Provided data:
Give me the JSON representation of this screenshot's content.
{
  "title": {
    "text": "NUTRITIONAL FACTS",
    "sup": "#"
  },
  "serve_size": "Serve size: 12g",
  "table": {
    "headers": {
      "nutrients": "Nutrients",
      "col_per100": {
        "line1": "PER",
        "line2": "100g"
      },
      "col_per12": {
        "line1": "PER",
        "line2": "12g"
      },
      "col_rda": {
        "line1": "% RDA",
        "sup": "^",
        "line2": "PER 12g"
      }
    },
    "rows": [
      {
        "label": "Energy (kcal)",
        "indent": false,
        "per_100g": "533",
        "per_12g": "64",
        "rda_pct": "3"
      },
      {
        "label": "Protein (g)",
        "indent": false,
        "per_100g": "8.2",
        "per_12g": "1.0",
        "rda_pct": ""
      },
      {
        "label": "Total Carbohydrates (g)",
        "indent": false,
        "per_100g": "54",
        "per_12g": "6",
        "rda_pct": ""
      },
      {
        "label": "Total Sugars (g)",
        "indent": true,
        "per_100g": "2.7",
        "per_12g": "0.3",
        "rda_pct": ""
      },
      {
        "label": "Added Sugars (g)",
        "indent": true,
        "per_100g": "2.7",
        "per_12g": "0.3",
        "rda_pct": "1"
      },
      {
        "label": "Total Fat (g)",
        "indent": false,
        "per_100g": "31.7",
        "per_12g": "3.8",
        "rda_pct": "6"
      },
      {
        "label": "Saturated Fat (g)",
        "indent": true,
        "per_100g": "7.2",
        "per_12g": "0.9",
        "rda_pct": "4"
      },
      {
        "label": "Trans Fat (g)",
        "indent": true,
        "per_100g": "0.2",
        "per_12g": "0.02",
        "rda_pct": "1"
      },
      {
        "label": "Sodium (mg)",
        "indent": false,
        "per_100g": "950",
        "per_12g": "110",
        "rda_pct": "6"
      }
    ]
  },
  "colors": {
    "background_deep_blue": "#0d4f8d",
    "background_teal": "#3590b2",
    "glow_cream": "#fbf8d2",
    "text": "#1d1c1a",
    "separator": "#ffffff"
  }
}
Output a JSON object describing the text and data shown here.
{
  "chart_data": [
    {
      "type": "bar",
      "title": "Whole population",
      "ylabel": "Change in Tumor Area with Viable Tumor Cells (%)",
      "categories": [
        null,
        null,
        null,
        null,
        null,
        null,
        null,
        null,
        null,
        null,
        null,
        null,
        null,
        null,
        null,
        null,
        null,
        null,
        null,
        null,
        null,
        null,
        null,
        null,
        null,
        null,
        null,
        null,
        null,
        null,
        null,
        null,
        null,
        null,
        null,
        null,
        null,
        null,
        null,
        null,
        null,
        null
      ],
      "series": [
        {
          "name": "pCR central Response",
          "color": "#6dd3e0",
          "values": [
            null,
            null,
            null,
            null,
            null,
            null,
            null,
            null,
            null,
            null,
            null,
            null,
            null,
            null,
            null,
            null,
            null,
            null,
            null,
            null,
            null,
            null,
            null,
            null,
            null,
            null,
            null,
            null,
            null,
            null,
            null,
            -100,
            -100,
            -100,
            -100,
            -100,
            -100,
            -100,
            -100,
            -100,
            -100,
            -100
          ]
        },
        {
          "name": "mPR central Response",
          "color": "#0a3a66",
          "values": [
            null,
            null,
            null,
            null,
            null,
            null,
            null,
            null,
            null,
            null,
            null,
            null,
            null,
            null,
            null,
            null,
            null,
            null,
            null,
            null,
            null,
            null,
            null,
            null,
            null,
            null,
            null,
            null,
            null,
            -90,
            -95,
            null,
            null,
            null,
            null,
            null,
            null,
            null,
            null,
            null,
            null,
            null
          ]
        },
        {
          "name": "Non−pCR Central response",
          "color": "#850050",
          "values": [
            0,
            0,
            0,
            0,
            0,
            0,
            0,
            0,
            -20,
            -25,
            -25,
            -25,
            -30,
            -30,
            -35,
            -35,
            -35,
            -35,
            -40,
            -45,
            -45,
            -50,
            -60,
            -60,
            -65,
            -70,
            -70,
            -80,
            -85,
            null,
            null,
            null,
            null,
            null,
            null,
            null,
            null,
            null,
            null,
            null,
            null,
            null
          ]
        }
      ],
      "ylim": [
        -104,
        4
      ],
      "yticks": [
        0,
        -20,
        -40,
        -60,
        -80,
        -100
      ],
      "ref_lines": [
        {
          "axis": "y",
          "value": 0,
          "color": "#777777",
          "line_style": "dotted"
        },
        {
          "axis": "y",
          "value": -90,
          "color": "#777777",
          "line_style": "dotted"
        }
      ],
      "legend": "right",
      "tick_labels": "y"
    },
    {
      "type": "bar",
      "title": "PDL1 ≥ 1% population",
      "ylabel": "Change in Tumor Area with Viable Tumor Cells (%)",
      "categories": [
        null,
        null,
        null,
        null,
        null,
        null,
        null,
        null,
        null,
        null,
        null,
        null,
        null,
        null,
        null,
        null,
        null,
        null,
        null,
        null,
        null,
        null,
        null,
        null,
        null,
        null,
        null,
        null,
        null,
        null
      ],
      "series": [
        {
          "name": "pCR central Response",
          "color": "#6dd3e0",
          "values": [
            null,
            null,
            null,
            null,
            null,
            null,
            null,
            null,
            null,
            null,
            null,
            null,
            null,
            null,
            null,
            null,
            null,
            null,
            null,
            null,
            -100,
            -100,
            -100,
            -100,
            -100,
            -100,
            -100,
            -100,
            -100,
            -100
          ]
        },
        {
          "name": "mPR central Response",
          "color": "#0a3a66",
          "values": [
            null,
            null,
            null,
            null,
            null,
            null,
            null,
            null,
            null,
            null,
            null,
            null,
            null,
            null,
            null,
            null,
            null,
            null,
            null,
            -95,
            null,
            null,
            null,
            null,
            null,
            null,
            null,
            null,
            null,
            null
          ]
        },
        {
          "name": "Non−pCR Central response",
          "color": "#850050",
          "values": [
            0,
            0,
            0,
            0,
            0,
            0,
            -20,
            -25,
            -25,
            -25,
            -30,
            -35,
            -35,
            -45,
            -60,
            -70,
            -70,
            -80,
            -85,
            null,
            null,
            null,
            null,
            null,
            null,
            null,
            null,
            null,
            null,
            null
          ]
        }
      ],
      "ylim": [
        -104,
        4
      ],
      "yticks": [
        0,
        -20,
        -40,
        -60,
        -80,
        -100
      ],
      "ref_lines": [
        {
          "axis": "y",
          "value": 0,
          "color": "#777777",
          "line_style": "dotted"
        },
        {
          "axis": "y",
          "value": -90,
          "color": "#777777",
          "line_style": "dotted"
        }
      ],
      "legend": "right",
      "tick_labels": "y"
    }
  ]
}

Instructions to follow: Could you give the data again, word for word?

Solution to this exercise:
Give me the JSON representation of this screenshot's content.
{
  "title": {
    "text": "NUTRITIONAL FACTS",
    "sup": "#"
  },
  "serve_size": "Serve size: 12g",
  "table": {
    "headers": {
      "nutrients": "Nutrients",
      "col_per100": {
        "line1": "PER",
        "line2": "100g"
      },
      "col_per12": {
        "line1": "PER",
        "line2": "12g"
      },
      "col_rda": {
        "line1": "% RDA",
        "sup": "^",
        "line2": "PER 12g"
      }
    },
    "rows": [
      {
        "label": "Energy (kcal)",
        "indent": false,
        "per_100g": "533",
        "per_12g": "64",
        "rda_pct": "3"
      },
      {
        "label": "Protein (g)",
        "indent": false,
        "per_100g": "8.2",
        "per_12g": "1.0",
        "rda_pct": ""
      },
      {
        "label": "Total Carbohydrates (g)",
        "indent": false,
        "per_100g": "54",
        "per_12g": "6",
        "rda_pct": ""
      },
      {
        "label": "Total Sugars (g)",
        "indent": true,
        "per_100g": "2.7",
        "per_12g": "0.3",
        "rda_pct": ""
      },
      {
        "label": "Added Sugars (g)",
        "indent": true,
        "per_100g": "2.7",
        "per_12g": "0.3",
        "rda_pct": "1"
      },
      {
        "label": "Total Fat (g)",
        "indent": false,
        "per_100g": "31.7",
        "per_12g": "3.8",
        "rda_pct": "6"
      },
      {
        "label": "Saturated Fat (g)",
        "indent": true,
        "per_100g": "7.2",
        "per_12g": "0.9",
        "rda_pct": "4"
      },
      {
        "label": "Trans Fat (g)",
        "indent": true,
        "per_100g": "0.2",
        "per_12g": "0.02",
        "rda_pct": "1"
      },
      {
        "label": "Sodium (mg)",
        "indent": false,
        "per_100g": "950",
        "per_12g": "110",
        "rda_pct": "6"
      }
    ]
  },
  "colors": {
    "background_deep_blue": "#0d4f8d",
    "background_teal": "#3590b2",
    "glow_cream": "#fbf8d2",
    "text": "#1d1c1a",
    "separator": "#ffffff"
  }
}
Output a JSON object describing the text and data shown here.
{
  "chart_data": [
    {
      "type": "bar",
      "title": "Whole population",
      "ylabel": "Change in Tumor Area with Viable Tumor Cells (%)",
      "categories": [
        null,
        null,
        null,
        null,
        null,
        null,
        null,
        null,
        null,
        null,
        null,
        null,
        null,
        null,
        null,
        null,
        null,
        null,
        null,
        null,
        null,
        null,
        null,
        null,
        null,
        null,
        null,
        null,
        null,
        null,
        null,
        null,
        null,
        null,
        null,
        null,
        null,
        null,
        null,
        null,
        null,
        null
      ],
      "series": [
        {
          "name": "pCR central Response",
          "color": "#6dd3e0",
          "values": [
            null,
            null,
            null,
            null,
            null,
            null,
            null,
            null,
            null,
            null,
            null,
            null,
            null,
            null,
            null,
            null,
            null,
            null,
            null,
            null,
            null,
            null,
            null,
            null,
            null,
            null,
            null,
            null,
            null,
            null,
            null,
            -100,
            -100,
            -100,
            -100,
            -100,
            -100,
            -100,
            -100,
            -100,
            -100,
            -100
          ]
        },
        {
          "name": "mPR central Response",
          "color": "#0a3a66",
          "values": [
            null,
            null,
            null,
            null,
            null,
            null,
            null,
            null,
            null,
            null,
            null,
            null,
            null,
            null,
            null,
            null,
            null,
            null,
            null,
            null,
            null,
            null,
            null,
            null,
            null,
            null,
            null,
            null,
            null,
            -90,
            -95,
            null,
            null,
            null,
            null,
            null,
            null,
            null,
            null,
            null,
            null,
            null
          ]
        },
        {
          "name": "Non−pCR Central response",
          "color": "#850050",
          "values": [
            0,
            0,
            0,
            0,
            0,
            0,
            0,
            0,
            -20,
            -25,
            -25,
            -25,
            -30,
            -30,
            -35,
            -35,
            -35,
            -35,
            -40,
            -45,
            -45,
            -50,
            -60,
            -60,
            -65,
            -70,
            -70,
            -80,
            -85,
            null,
            null,
            null,
            null,
            null,
            null,
            null,
            null,
            null,
            null,
            null,
            null,
            null
          ]
        }
      ],
      "ylim": [
        -104,
        4
      ],
      "yticks": [
        0,
        -20,
        -40,
        -60,
        -80,
        -100
      ],
      "ref_lines": [
        {
          "axis": "y",
          "value": 0,
          "color": "#777777",
          "line_style": "dotted"
        },
        {
          "axis": "y",
          "value": -90,
          "color": "#777777",
          "line_style": "dotted"
        }
      ],
      "legend": "right",
      "tick_labels": "y"
    },
    {
      "type": "bar",
      "title": "PDL1 ≥ 1% population",
      "ylabel": "Change in Tumor Area with Viable Tumor Cells (%)",
      "categories": [
        null,
        null,
        null,
        null,
        null,
        null,
        null,
        null,
        null,
        null,
        null,
        null,
        null,
        null,
        null,
        null,
        null,
        null,
        null,
        null,
        null,
        null,
        null,
        null,
        null,
        null,
        null,
        null,
        null,
        null
      ],
      "series": [
        {
          "name": "pCR central Response",
          "color": "#6dd3e0",
          "values": [
            null,
            null,
            null,
            null,
            null,
            null,
            null,
            null,
            null,
            null,
            null,
            null,
            null,
            null,
            null,
            null,
            null,
            null,
            null,
            null,
            -100,
            -100,
            -100,
            -100,
            -100,
            -100,
            -100,
            -100,
            -100,
            -100
          ]
        },
        {
          "name": "mPR central Response",
          "color": "#0a3a66",
          "values": [
            null,
            null,
            null,
            null,
            null,
            null,
            null,
            null,
            null,
            null,
            null,
            null,
            null,
            null,
            null,
            null,
            null,
            null,
            null,
            -95,
            null,
            null,
            null,
            null,
            null,
            null,
            null,
            null,
            null,
            null
          ]
        },
        {
          "name": "Non−pCR Central response",
          "color": "#850050",
          "values": [
            0,
            0,
            0,
            0,
            0,
            0,
            -20,
            -25,
            -25,
            -25,
            -30,
            -35,
            -35,
            -45,
            -60,
            -70,
            -70,
            -80,
            -85,
            null,
            null,
            null,
            null,
            null,
            null,
            null,
            null,
            null,
            null,
            null
          ]
        }
      ],
      "ylim": [
        -104,
        4
      ],
      "yticks": [
        0,
        -20,
        -40,
        -60,
        -80,
        -100
      ],
      "ref_lines": [
        {
          "axis": "y",
          "value": 0,
          "color": "#777777",
          "line_style": "dotted"
        },
        {
          "axis": "y",
          "value": -90,
          "color": "#777777",
          "line_style": "dotted"
        }
      ],
      "legend": "right",
      "tick_labels": "y"
    }
  ]
}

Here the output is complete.